»»
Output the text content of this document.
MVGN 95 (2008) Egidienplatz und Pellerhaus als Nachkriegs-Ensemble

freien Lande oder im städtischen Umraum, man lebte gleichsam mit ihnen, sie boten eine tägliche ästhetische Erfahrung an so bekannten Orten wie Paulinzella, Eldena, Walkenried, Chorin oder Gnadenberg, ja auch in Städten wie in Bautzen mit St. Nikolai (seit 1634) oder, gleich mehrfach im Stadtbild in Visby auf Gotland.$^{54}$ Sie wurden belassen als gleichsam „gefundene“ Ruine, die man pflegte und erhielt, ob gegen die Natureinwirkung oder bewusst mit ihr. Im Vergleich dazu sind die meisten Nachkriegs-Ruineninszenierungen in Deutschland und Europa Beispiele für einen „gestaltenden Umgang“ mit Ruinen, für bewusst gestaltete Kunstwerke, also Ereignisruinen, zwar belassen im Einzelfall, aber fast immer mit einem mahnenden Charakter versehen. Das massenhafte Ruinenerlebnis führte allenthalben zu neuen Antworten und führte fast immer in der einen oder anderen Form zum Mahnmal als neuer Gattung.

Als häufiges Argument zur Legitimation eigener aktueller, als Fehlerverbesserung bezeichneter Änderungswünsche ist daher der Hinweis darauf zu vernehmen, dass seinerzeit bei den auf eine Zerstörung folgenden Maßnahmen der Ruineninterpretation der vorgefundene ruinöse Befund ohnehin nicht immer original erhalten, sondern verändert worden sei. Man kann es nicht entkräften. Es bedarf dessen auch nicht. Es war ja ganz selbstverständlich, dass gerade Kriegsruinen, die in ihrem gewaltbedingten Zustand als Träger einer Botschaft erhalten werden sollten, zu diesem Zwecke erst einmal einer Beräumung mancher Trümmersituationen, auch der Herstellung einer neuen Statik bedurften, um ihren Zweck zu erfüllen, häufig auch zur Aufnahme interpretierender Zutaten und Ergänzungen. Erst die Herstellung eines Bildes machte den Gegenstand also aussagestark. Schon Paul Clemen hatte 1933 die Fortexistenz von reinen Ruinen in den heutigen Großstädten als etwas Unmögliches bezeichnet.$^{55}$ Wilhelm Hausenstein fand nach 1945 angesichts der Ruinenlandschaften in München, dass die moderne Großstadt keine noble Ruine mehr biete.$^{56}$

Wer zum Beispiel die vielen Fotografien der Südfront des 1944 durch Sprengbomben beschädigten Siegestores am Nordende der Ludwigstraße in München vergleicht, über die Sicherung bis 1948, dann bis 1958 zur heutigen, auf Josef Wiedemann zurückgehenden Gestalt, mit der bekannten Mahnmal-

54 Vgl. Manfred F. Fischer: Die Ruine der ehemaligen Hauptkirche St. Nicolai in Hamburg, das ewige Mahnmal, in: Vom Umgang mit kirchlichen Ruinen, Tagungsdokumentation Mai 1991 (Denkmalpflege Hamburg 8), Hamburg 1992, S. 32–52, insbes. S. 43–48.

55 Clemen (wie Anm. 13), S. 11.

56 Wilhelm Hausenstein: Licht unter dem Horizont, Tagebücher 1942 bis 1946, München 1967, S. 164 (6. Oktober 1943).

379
««
DIRECTION:
Copy all the records above precisely.

RESPONSE TO THIS TASK:
Output the text content of this document.
MVGN 95 (2008) Egidienplatz und Pellerhaus als Nachkriegs-Ensemble

freien Lande oder im städtischen Umraum, man lebte gleichsam mit ihnen, sie boten eine tägliche ästhetische Erfahrung an so bekannten Orten wie Paulinzella, Eldena, Walkenried, Chorin oder Gnadenberg, ja auch in Städten wie in Bautzen mit St. Nikolai (seit 1634) oder, gleich mehrfach im Stadtbild in Visby auf Gotland.$^{54}$ Sie wurden belassen als gleichsam „gefundene“ Ruine, die man pflegte und erhielt, ob gegen die Natureinwirkung oder bewusst mit ihr. Im Vergleich dazu sind die meisten Nachkriegs-Ruineninszenierungen in Deutschland und Europa Beispiele für einen „gestaltenden Umgang“ mit Ruinen, für bewusst gestaltete Kunstwerke, also Ereignisruinen, zwar belassen im Einzelfall, aber fast immer mit einem mahnenden Charakter versehen. Das massenhafte Ruinenerlebnis führte allenthalben zu neuen Antworten und führte fast immer in der einen oder anderen Form zum Mahnmal als neuer Gattung.

Als häufiges Argument zur Legitimation eigener aktueller, als Fehlerverbesserung bezeichneter Änderungswünsche ist daher der Hinweis darauf zu vernehmen, dass seinerzeit bei den auf eine Zerstörung folgenden Maßnahmen der Ruineninterpretation der vorgefundene ruinöse Befund ohnehin nicht immer original erhalten, sondern verändert worden sei. Man kann es nicht entkräften. Es bedarf dessen auch nicht. Es war ja ganz selbstverständlich, dass gerade Kriegsruinen, die in ihrem gewaltbedingten Zustand als Träger einer Botschaft erhalten werden sollten, zu diesem Zwecke erst einmal einer Beräumung mancher Trümmersituationen, auch der Herstellung einer neuen Statik bedurften, um ihren Zweck zu erfüllen, häufig auch zur Aufnahme interpretierender Zutaten und Ergänzungen. Erst die Herstellung eines Bildes machte den Gegenstand also aussagestark. Schon Paul Clemen hatte 1933 die Fortexistenz von reinen Ruinen in den heutigen Großstädten als etwas Unmögliches bezeichnet.$^{55}$ Wilhelm Hausenstein fand nach 1945 angesichts der Ruinenlandschaften in München, dass die moderne Großstadt keine noble Ruine mehr biete.$^{56}$

Wer zum Beispiel die vielen Fotografien der Südfront des 1944 durch Sprengbomben beschädigten Siegestores am Nordende der Ludwigstraße in München vergleicht, über die Sicherung bis 1948, dann bis 1958 zur heutigen, auf Josef Wiedemann zurückgehenden Gestalt, mit der bekannten Mahnmal-

54 Vgl. Manfred F. Fischer: Die Ruine der ehemaligen Hauptkirche St. Nicolai in Hamburg, das ewige Mahnmal, in: Vom Umgang mit kirchlichen Ruinen, Tagungsdokumentation Mai 1991 (Denkmalpflege Hamburg 8), Hamburg 1992, S. 32–52, insbes. S. 43–48.

55 Clemen (wie Anm. 13), S. 11.

56 Wilhelm Hausenstein: Licht unter dem Horizont, Tagebücher 1942 bis 1946, München 1967, S. 164 (6. Oktober 1943).

379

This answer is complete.